### THE REQUEST
Leave out every picture, then transcribe the rest of the listing exactly.

### RECORDS TO PROCESS
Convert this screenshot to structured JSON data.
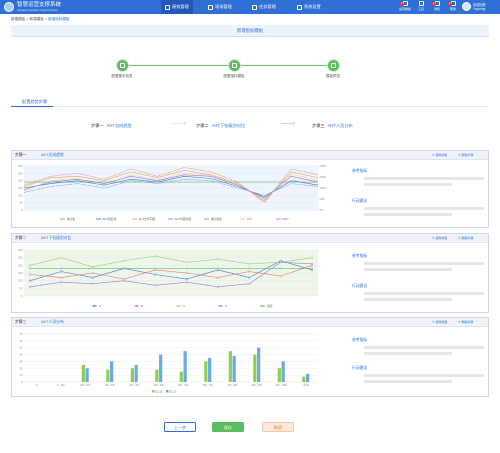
{
  "app": {
    "title": "智慧运营支撑系统",
    "subtitle": "Intelligent Operation Support System"
  },
  "nav": [
    {
      "label": "绩效管理",
      "active": true
    },
    {
      "label": "现场管理",
      "active": false
    },
    {
      "label": "任务管理",
      "active": false
    },
    {
      "label": "系统设置",
      "active": false
    }
  ],
  "tools": [
    {
      "label": "运营看板",
      "badge": "1"
    },
    {
      "label": "工具",
      "badge": ""
    },
    {
      "label": "通知",
      "badge": "1"
    },
    {
      "label": "帮助",
      "badge": "1"
    }
  ],
  "user": {
    "greeting": "欢迎回来",
    "name": "Yoyonng"
  },
  "breadcrumb": {
    "parent": "新建模板 > 新建模板 > ",
    "current": "新增指标模板"
  },
  "page_title": "新增指标模板",
  "stepper": [
    {
      "label": "配置基本信息"
    },
    {
      "label": "配置指标模板"
    },
    {
      "label": "模板预览"
    }
  ],
  "section_title": "配置趋势步骤",
  "flow": [
    {
      "key": "步骤一",
      "value": "AHT总成趋势"
    },
    {
      "key": "步骤二",
      "value": "AHT下钻级别对比"
    },
    {
      "key": "步骤三",
      "value": "AHT人员分布"
    }
  ],
  "panel_actions": {
    "edit": "使用模板",
    "delete": "删除步骤"
  },
  "side_labels": {
    "ref": "参考指标",
    "analysis": "行动建议"
  },
  "panels": [
    {
      "step": "步骤一",
      "name": "AHT总成趋势"
    },
    {
      "step": "步骤二",
      "name": "AHT下钻级别对比"
    },
    {
      "step": "步骤三",
      "name": "AHT人员分布"
    }
  ],
  "buttons": {
    "prev": "上一步",
    "save": "保存",
    "cancel": "取消"
  },
  "colors": {
    "primary": "#2f6fd6",
    "green": "#5bbd5e",
    "blue_bar": "#6aa8ea"
  },
  "chart_data": [
    {
      "type": "line",
      "title": "AHT总成趋势",
      "y_left_ticks": [
        "0",
        "50",
        "100",
        "150",
        "200",
        "250",
        "300"
      ],
      "y_right_ticks": [
        "0%",
        "50%",
        "100%",
        "150%",
        "200%"
      ],
      "legend": [
        "总标准",
        "AHT目标值",
        "AHT去年同期",
        "AHT同期均值",
        "总标准线",
        "YOY",
        "MOY"
      ],
      "series": [
        {
          "name": "总标准",
          "color": "#5bbd5e",
          "values": [
            190,
            190,
            190,
            190,
            190,
            190,
            190,
            190,
            190,
            190,
            190,
            190
          ]
        },
        {
          "name": "AHT目标值",
          "color": "#3b73d6",
          "values": [
            150,
            180,
            200,
            170,
            210,
            190,
            230,
            215,
            160,
            90,
            200,
            170
          ]
        },
        {
          "name": "AHT去年同期",
          "color": "#f2a257",
          "values": [
            160,
            220,
            230,
            200,
            260,
            220,
            270,
            240,
            180,
            60,
            260,
            220
          ]
        },
        {
          "name": "AHT同期均值",
          "color": "#8e7cd8",
          "values": [
            140,
            190,
            210,
            180,
            230,
            200,
            240,
            230,
            170,
            80,
            230,
            190
          ]
        },
        {
          "name": "总标准线",
          "color": "#5a8fe6",
          "values": [
            120,
            160,
            180,
            150,
            200,
            180,
            210,
            200,
            150,
            100,
            180,
            160
          ]
        },
        {
          "name": "YOY",
          "color": "#f5b77a",
          "values": [
            130,
            200,
            215,
            165,
            240,
            205,
            250,
            235,
            175,
            70,
            245,
            200
          ]
        },
        {
          "name": "MOY",
          "color": "#e57373",
          "values": [
            170,
            230,
            250,
            210,
            280,
            230,
            290,
            260,
            190,
            50,
            280,
            240
          ]
        }
      ],
      "ylim": [
        0,
        300
      ]
    },
    {
      "type": "line",
      "title": "AHT下钻级别对比",
      "y_ticks": [
        "0",
        "50",
        "100",
        "150",
        "200",
        "250",
        "300"
      ],
      "legend": [
        "A",
        "B",
        "C",
        "D",
        "目标"
      ],
      "series": [
        {
          "name": "A",
          "color": "#3b73d6",
          "values": [
            100,
            160,
            120,
            180,
            140,
            110,
            170,
            120,
            230,
            170
          ]
        },
        {
          "name": "B",
          "color": "#e57373",
          "values": [
            140,
            120,
            150,
            110,
            170,
            150,
            120,
            160,
            130,
            200
          ]
        },
        {
          "name": "C",
          "color": "#9ccc65",
          "values": [
            200,
            250,
            190,
            230,
            260,
            220,
            240,
            210,
            220,
            250
          ]
        },
        {
          "name": "D",
          "color": "#8e7cd8",
          "values": [
            60,
            90,
            80,
            100,
            70,
            90,
            60,
            80,
            220,
            210
          ]
        },
        {
          "name": "目标",
          "color": "#5bbd5e",
          "values": [
            180,
            180,
            180,
            180,
            180,
            180,
            180,
            180,
            180,
            180
          ]
        }
      ],
      "ylim": [
        0,
        300
      ]
    },
    {
      "type": "bar",
      "title": "AHT人员分布",
      "categories": [
        "<0",
        "0 - 100",
        "100 - 200",
        "200 - 300",
        "300 - 400",
        "400 - 500",
        "500 - 600",
        "600 - 700",
        "700 - 800",
        "800 - 900",
        "900 - 1000",
        ">1000"
      ],
      "y_ticks": [
        "0",
        "10",
        "20",
        "30",
        "40",
        "50",
        "60",
        "70"
      ],
      "series": [
        {
          "name": "02.15",
          "color": "#8bcf55",
          "values": [
            0,
            0,
            25,
            18,
            20,
            18,
            15,
            30,
            45,
            40,
            20,
            8
          ]
        },
        {
          "name": "02.15",
          "color": "#6aa8ea",
          "values": [
            0,
            0,
            20,
            30,
            25,
            40,
            45,
            35,
            38,
            50,
            30,
            12
          ]
        }
      ],
      "ylim": [
        0,
        70
      ]
    }
  ]
}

### FINISHED TASK
Convert this screenshot to structured JSON data.
{
  "app": {
    "title": "智慧运营支撑系统",
    "subtitle": "Intelligent Operation Support System"
  },
  "nav": [
    {
      "label": "绩效管理",
      "active": true
    },
    {
      "label": "现场管理",
      "active": false
    },
    {
      "label": "任务管理",
      "active": false
    },
    {
      "label": "系统设置",
      "active": false
    }
  ],
  "tools": [
    {
      "label": "运营看板",
      "badge": "1"
    },
    {
      "label": "工具",
      "badge": ""
    },
    {
      "label": "通知",
      "badge": "1"
    },
    {
      "label": "帮助",
      "badge": "1"
    }
  ],
  "user": {
    "greeting": "欢迎回来",
    "name": "Yoyonng"
  },
  "breadcrumb": {
    "parent": "新建模板 > 新建模板 > ",
    "current": "新增指标模板"
  },
  "page_title": "新增指标模板",
  "stepper": [
    {
      "label": "配置基本信息"
    },
    {
      "label": "配置指标模板"
    },
    {
      "label": "模板预览"
    }
  ],
  "section_title": "配置趋势步骤",
  "flow": [
    {
      "key": "步骤一",
      "value": "AHT总成趋势"
    },
    {
      "key": "步骤二",
      "value": "AHT下钻级别对比"
    },
    {
      "key": "步骤三",
      "value": "AHT人员分布"
    }
  ],
  "panel_actions": {
    "edit": "使用模板",
    "delete": "删除步骤"
  },
  "side_labels": {
    "ref": "参考指标",
    "analysis": "行动建议"
  },
  "panels": [
    {
      "step": "步骤一",
      "name": "AHT总成趋势"
    },
    {
      "step": "步骤二",
      "name": "AHT下钻级别对比"
    },
    {
      "step": "步骤三",
      "name": "AHT人员分布"
    }
  ],
  "buttons": {
    "prev": "上一步",
    "save": "保存",
    "cancel": "取消"
  },
  "colors": {
    "primary": "#2f6fd6",
    "green": "#5bbd5e",
    "blue_bar": "#6aa8ea"
  },
  "chart_data": [
    {
      "type": "line",
      "title": "AHT总成趋势",
      "y_left_ticks": [
        "0",
        "50",
        "100",
        "150",
        "200",
        "250",
        "300"
      ],
      "y_right_ticks": [
        "0%",
        "50%",
        "100%",
        "150%",
        "200%"
      ],
      "legend": [
        "总标准",
        "AHT目标值",
        "AHT去年同期",
        "AHT同期均值",
        "总标准线",
        "YOY",
        "MOY"
      ],
      "series": [
        {
          "name": "总标准",
          "color": "#5bbd5e",
          "values": [
            190,
            190,
            190,
            190,
            190,
            190,
            190,
            190,
            190,
            190,
            190,
            190
          ]
        },
        {
          "name": "AHT目标值",
          "color": "#3b73d6",
          "values": [
            150,
            180,
            200,
            170,
            210,
            190,
            230,
            215,
            160,
            90,
            200,
            170
          ]
        },
        {
          "name": "AHT去年同期",
          "color": "#f2a257",
          "values": [
            160,
            220,
            230,
            200,
            260,
            220,
            270,
            240,
            180,
            60,
            260,
            220
          ]
        },
        {
          "name": "AHT同期均值",
          "color": "#8e7cd8",
          "values": [
            140,
            190,
            210,
            180,
            230,
            200,
            240,
            230,
            170,
            80,
            230,
            190
          ]
        },
        {
          "name": "总标准线",
          "color": "#5a8fe6",
          "values": [
            120,
            160,
            180,
            150,
            200,
            180,
            210,
            200,
            150,
            100,
            180,
            160
          ]
        },
        {
          "name": "YOY",
          "color": "#f5b77a",
          "values": [
            130,
            200,
            215,
            165,
            240,
            205,
            250,
            235,
            175,
            70,
            245,
            200
          ]
        },
        {
          "name": "MOY",
          "color": "#e57373",
          "values": [
            170,
            230,
            250,
            210,
            280,
            230,
            290,
            260,
            190,
            50,
            280,
            240
          ]
        }
      ],
      "ylim": [
        0,
        300
      ]
    },
    {
      "type": "line",
      "title": "AHT下钻级别对比",
      "y_ticks": [
        "0",
        "50",
        "100",
        "150",
        "200",
        "250",
        "300"
      ],
      "legend": [
        "A",
        "B",
        "C",
        "D",
        "目标"
      ],
      "series": [
        {
          "name": "A",
          "color": "#3b73d6",
          "values": [
            100,
            160,
            120,
            180,
            140,
            110,
            170,
            120,
            230,
            170
          ]
        },
        {
          "name": "B",
          "color": "#e57373",
          "values": [
            140,
            120,
            150,
            110,
            170,
            150,
            120,
            160,
            130,
            200
          ]
        },
        {
          "name": "C",
          "color": "#9ccc65",
          "values": [
            200,
            250,
            190,
            230,
            260,
            220,
            240,
            210,
            220,
            250
          ]
        },
        {
          "name": "D",
          "color": "#8e7cd8",
          "values": [
            60,
            90,
            80,
            100,
            70,
            90,
            60,
            80,
            220,
            210
          ]
        },
        {
          "name": "目标",
          "color": "#5bbd5e",
          "values": [
            180,
            180,
            180,
            180,
            180,
            180,
            180,
            180,
            180,
            180
          ]
        }
      ],
      "ylim": [
        0,
        300
      ]
    },
    {
      "type": "bar",
      "title": "AHT人员分布",
      "categories": [
        "<0",
        "0 - 100",
        "100 - 200",
        "200 - 300",
        "300 - 400",
        "400 - 500",
        "500 - 600",
        "600 - 700",
        "700 - 800",
        "800 - 900",
        "900 - 1000",
        ">1000"
      ],
      "y_ticks": [
        "0",
        "10",
        "20",
        "30",
        "40",
        "50",
        "60",
        "70"
      ],
      "series": [
        {
          "name": "02.15",
          "color": "#8bcf55",
          "values": [
            0,
            0,
            25,
            18,
            20,
            18,
            15,
            30,
            45,
            40,
            20,
            8
          ]
        },
        {
          "name": "02.15",
          "color": "#6aa8ea",
          "values": [
            0,
            0,
            20,
            30,
            25,
            40,
            45,
            35,
            38,
            50,
            30,
            12
          ]
        }
      ],
      "ylim": [
        0,
        70
      ]
    }
  ]
}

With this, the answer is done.